▸ **GIVEN INSTRUCTION**:
Would you copy out the whole listing exactly as given?
-- BEGIN LISTING --
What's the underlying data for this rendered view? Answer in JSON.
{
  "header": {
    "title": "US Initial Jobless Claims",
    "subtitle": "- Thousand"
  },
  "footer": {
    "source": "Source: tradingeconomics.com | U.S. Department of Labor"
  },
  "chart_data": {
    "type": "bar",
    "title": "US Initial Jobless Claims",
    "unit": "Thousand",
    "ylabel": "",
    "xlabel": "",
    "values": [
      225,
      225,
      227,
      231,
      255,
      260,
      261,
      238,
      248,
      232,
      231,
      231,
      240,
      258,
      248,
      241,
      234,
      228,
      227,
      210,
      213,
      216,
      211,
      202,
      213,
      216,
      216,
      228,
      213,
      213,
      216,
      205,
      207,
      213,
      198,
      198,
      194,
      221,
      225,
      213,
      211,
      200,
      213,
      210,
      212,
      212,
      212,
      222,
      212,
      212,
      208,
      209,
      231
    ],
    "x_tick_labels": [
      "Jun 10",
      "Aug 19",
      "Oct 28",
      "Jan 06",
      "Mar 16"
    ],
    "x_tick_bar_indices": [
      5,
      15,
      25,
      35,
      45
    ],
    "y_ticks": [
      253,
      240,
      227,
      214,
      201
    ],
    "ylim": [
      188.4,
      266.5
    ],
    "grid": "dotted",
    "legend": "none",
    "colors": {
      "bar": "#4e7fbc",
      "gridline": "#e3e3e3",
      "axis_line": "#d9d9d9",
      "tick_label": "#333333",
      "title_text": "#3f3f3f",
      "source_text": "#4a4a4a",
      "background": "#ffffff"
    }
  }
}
-- END LISTING --
▸ **WORKED ANSWER**:
What's the underlying data for this rendered view? Answer in JSON.
{
  "header": {
    "title": "US Initial Jobless Claims",
    "subtitle": "- Thousand"
  },
  "footer": {
    "source": "Source: tradingeconomics.com | U.S. Department of Labor"
  },
  "chart_data": {
    "type": "bar",
    "title": "US Initial Jobless Claims",
    "unit": "Thousand",
    "ylabel": "",
    "xlabel": "",
    "values": [
      225,
      225,
      227,
      231,
      255,
      260,
      261,
      238,
      248,
      232,
      231,
      231,
      240,
      258,
      248,
      241,
      234,
      228,
      227,
      210,
      213,
      216,
      211,
      202,
      213,
      216,
      216,
      228,
      213,
      213,
      216,
      205,
      207,
      213,
      198,
      198,
      194,
      221,
      225,
      213,
      211,
      200,
      213,
      210,
      212,
      212,
      212,
      222,
      212,
      212,
      208,
      209,
      231
    ],
    "x_tick_labels": [
      "Jun 10",
      "Aug 19",
      "Oct 28",
      "Jan 06",
      "Mar 16"
    ],
    "x_tick_bar_indices": [
      5,
      15,
      25,
      35,
      45
    ],
    "y_ticks": [
      253,
      240,
      227,
      214,
      201
    ],
    "ylim": [
      188.4,
      266.5
    ],
    "grid": "dotted",
    "legend": "none",
    "colors": {
      "bar": "#4e7fbc",
      "gridline": "#e3e3e3",
      "axis_line": "#d9d9d9",
      "tick_label": "#333333",
      "title_text": "#3f3f3f",
      "source_text": "#4a4a4a",
      "background": "#ffffff"
    }
  }
}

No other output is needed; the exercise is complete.